(Bölge ve etiket listeleri)

· · · · ·

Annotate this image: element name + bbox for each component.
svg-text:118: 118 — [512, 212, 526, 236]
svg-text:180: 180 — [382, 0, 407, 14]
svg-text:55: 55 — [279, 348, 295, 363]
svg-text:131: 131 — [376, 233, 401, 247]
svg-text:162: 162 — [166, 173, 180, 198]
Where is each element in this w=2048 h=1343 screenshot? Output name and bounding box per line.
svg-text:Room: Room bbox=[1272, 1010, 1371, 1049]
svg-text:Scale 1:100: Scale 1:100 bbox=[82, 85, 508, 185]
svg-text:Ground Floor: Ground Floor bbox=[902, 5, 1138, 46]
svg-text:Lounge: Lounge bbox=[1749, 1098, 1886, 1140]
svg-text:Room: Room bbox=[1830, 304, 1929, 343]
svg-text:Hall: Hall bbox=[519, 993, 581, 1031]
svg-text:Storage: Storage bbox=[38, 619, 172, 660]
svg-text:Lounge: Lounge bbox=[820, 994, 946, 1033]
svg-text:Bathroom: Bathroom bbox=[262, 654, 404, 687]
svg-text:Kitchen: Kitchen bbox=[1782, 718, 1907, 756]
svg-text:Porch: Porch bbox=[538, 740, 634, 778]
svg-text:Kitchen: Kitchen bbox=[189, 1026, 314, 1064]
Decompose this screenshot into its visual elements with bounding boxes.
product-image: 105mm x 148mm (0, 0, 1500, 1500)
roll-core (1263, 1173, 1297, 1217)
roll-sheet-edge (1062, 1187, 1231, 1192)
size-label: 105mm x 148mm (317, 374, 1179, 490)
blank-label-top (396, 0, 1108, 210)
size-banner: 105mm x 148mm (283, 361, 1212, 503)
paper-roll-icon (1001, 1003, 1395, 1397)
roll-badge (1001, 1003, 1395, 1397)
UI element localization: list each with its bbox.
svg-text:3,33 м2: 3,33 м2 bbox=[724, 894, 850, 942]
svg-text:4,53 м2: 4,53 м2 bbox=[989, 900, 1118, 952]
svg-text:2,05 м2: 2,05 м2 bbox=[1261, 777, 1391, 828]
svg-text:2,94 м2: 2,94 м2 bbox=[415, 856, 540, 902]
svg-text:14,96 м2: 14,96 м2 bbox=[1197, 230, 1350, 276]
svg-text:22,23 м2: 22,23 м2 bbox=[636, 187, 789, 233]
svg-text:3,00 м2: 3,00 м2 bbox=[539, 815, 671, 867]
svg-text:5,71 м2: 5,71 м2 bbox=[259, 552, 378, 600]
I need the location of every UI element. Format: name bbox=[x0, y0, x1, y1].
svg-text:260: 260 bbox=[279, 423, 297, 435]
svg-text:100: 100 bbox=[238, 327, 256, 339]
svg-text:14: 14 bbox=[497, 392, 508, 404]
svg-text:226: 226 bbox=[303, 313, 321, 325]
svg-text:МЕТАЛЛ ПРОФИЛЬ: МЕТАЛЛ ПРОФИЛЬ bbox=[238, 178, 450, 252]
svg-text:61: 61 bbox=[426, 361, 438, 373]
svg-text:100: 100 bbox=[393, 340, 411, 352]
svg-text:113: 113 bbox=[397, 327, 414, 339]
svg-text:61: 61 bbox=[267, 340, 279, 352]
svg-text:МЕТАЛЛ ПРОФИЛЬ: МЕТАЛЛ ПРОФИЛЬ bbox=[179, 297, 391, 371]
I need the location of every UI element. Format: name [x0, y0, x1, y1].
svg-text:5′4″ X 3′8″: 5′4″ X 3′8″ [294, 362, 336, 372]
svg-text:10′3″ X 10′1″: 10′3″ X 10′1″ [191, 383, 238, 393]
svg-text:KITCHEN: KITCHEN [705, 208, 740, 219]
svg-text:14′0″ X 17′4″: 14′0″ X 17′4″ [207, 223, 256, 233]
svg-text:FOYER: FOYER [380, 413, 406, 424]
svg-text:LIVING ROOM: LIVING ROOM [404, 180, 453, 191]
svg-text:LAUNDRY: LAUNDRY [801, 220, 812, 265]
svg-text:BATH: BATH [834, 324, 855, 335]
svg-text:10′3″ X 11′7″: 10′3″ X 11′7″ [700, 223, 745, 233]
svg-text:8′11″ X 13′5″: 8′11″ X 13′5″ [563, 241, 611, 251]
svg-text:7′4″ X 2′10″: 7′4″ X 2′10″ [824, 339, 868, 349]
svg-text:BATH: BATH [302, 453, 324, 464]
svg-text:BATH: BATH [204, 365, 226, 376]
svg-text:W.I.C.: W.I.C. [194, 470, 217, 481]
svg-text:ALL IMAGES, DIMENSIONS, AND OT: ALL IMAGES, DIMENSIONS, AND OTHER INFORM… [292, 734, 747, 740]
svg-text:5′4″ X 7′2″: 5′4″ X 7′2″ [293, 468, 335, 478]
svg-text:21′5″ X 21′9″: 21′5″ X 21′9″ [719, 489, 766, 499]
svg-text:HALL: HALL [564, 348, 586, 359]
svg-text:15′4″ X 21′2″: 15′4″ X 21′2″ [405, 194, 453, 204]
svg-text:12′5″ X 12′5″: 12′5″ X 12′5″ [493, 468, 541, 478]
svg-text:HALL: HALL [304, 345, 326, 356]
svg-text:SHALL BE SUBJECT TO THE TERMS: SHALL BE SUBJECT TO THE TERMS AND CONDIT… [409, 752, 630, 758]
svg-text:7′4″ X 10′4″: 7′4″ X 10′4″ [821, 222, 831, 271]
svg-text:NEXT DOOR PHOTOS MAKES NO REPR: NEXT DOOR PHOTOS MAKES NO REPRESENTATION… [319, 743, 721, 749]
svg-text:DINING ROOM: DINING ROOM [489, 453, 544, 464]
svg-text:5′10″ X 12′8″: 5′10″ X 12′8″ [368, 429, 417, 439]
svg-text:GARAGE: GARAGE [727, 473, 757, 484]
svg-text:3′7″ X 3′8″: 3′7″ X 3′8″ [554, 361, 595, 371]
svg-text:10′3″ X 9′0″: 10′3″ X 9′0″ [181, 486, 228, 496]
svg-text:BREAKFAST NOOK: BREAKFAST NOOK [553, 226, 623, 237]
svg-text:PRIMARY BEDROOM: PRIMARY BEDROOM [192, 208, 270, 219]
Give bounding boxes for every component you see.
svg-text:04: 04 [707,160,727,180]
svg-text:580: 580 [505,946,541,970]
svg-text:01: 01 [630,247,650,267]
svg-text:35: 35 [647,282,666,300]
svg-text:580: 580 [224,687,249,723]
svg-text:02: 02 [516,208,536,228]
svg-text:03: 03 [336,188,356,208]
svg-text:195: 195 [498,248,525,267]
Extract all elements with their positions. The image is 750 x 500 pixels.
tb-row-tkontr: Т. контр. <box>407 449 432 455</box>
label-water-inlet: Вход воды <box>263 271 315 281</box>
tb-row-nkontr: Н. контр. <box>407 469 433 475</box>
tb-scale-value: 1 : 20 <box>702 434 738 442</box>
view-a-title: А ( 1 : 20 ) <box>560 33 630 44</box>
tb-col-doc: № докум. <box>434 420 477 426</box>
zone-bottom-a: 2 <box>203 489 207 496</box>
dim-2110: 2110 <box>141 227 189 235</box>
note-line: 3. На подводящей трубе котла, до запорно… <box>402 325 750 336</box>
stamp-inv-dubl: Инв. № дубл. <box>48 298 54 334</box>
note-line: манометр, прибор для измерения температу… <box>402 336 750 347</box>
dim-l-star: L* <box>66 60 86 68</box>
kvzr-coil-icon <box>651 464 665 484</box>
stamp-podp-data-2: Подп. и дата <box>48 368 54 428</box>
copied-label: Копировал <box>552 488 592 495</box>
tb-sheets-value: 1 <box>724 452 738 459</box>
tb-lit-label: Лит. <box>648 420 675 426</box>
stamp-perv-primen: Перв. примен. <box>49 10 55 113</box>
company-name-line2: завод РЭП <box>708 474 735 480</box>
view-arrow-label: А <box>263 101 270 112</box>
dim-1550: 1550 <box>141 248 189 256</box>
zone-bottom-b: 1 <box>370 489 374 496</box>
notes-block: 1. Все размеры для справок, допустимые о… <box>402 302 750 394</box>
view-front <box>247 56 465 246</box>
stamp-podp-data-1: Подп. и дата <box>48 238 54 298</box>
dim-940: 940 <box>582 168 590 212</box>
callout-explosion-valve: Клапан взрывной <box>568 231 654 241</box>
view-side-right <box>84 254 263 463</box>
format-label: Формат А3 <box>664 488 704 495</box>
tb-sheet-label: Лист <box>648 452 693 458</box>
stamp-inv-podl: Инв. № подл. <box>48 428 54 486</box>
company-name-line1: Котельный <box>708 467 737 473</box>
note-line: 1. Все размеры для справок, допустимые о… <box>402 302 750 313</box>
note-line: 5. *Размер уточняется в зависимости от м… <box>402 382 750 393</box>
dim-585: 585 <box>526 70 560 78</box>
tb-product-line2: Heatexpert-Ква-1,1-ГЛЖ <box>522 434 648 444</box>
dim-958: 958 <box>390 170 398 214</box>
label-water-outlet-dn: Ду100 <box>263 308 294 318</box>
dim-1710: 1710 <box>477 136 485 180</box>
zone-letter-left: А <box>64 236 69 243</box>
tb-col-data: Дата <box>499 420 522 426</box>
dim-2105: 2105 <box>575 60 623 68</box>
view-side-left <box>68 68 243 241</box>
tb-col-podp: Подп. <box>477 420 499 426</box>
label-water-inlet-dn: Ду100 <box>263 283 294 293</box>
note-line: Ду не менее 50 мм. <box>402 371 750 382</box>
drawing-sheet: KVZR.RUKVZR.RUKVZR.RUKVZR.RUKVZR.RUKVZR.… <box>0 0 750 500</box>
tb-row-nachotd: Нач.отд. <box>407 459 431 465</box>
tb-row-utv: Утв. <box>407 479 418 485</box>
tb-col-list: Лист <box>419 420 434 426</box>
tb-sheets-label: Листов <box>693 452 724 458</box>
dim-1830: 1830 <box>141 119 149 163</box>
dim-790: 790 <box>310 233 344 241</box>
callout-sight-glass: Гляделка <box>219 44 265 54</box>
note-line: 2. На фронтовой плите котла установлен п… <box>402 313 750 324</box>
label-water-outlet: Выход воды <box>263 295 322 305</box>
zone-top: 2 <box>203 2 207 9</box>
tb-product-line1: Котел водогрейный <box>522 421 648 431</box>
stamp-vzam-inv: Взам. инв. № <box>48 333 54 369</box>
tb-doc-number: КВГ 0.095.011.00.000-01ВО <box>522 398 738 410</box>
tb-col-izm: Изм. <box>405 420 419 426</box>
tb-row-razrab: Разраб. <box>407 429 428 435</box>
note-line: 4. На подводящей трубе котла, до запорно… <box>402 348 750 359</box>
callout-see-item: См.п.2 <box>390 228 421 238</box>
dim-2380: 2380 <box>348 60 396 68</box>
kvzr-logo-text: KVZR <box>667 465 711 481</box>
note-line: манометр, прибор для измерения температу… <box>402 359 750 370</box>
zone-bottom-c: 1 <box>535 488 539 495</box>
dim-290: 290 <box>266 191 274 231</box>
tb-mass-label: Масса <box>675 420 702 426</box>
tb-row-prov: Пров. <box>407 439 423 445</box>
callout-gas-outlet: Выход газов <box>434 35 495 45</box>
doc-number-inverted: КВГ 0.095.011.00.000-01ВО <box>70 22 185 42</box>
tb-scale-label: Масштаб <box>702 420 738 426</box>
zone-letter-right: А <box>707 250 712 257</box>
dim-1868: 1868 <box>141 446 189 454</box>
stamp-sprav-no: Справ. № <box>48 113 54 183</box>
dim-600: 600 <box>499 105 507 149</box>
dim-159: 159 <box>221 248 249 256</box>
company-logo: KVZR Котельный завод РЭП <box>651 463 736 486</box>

· · · · ·

**Amaç:** Öğelerin başından "roll-core (1263, 1173, 1297, 1217)" ifadesini içeren satıra kadar olan satırları (iki uç da dahil) yeniden yazın ve "Lounge" yerine "Living Room" koyun. Geri kalan her şey değişmeden kalsın.

**Yazılı yanıt:**
Annotate this image: element name + bbox for each component.
svg-text:118: 118 — [512, 212, 526, 236]
svg-text:180: 180 — [382, 0, 407, 14]
svg-text:55: 55 — [279, 348, 295, 363]
svg-text:131: 131 — [376, 233, 401, 247]
svg-text:162: 162 — [166, 173, 180, 198]
Where is each element in this w=2048 h=1343 screenshot? Output name and bounding box per line.
svg-text:Room: Room bbox=[1272, 1010, 1371, 1049]
svg-text:Scale 1:100: Scale 1:100 bbox=[82, 85, 508, 185]
svg-text:Ground Floor: Ground Floor bbox=[902, 5, 1138, 46]
svg-text:Living Room: Living Room bbox=[1749, 1098, 1886, 1140]
svg-text:Room: Room bbox=[1830, 304, 1929, 343]
svg-text:Hall: Hall bbox=[519, 993, 581, 1031]
svg-text:Storage: Storage bbox=[38, 619, 172, 660]
svg-text:Living Room: Living Room bbox=[820, 994, 946, 1033]
svg-text:Bathroom: Bathroom bbox=[262, 654, 404, 687]
svg-text:Kitchen: Kitchen bbox=[1782, 718, 1907, 756]
svg-text:Porch: Porch bbox=[538, 740, 634, 778]
svg-text:Kitchen: Kitchen bbox=[189, 1026, 314, 1064]
Decompose this screenshot into its visual elements with bounding boxes.
product-image: 105mm x 148mm (0, 0, 1500, 1500)
roll-core (1263, 1173, 1297, 1217)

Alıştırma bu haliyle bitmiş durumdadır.